++++ RECORDS SUPPLIED ++++

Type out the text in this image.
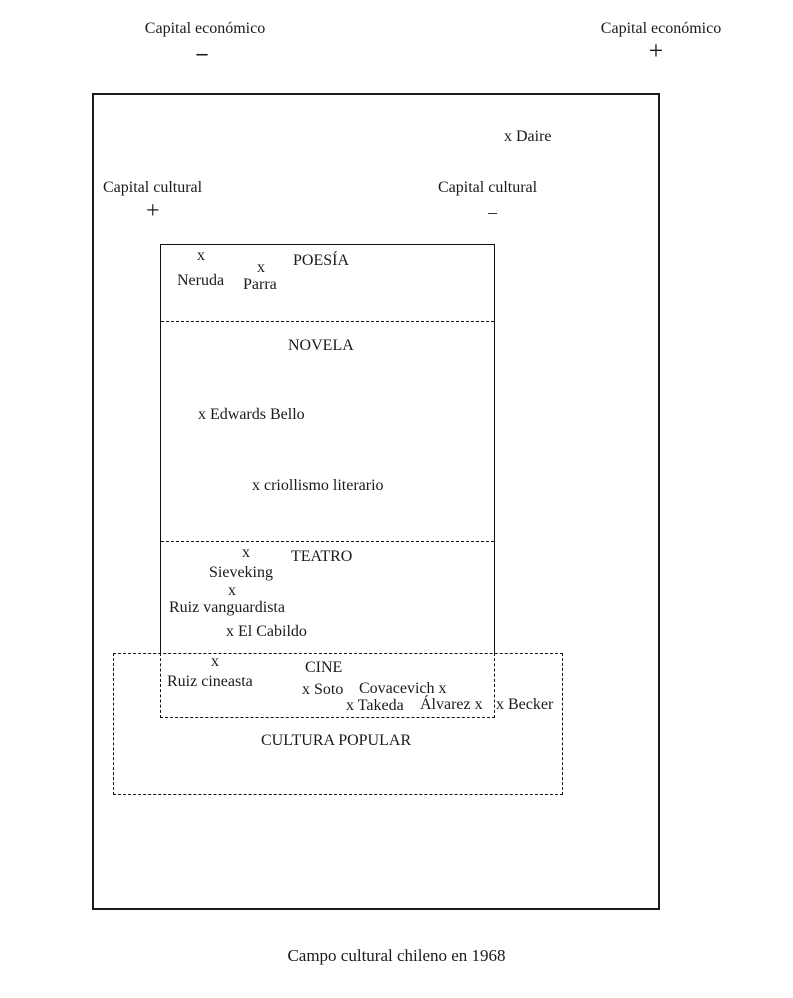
Capital económico
–
Capital económico
+
x Daire
Capital cultural
+
Capital cultural
–
POESÍA
x
Neruda
x
Parra
NOVELA
x Edwards Bello
x criollismo literario
TEATRO
x
Sieveking
x
Ruiz vanguardista
x El Cabildo
CINE
x
Ruiz cineasta	x Soto Covacevich x
x Takeda Álvarez x x Becker
CULTURA POPULAR
Campo cultural chileno en 1968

++++

> [SET TASK] Skip the pictures and print each record exactly as it stands.

> [FINAL ANSWER]
Type out the text in this image.
Capital económico
–
Capital económico
+
x Daire
Capital cultural
+
Capital cultural
–
POESÍA
x
Neruda
x
Parra
NOVELA
x Edwards Bello
x criollismo literario
TEATRO
x
Sieveking
x
Ruiz vanguardista
x El Cabildo
CINE
x
Ruiz cineasta	x Soto Covacevich x
x Takeda Álvarez x x Becker
CULTURA POPULAR
Campo cultural chileno en 1968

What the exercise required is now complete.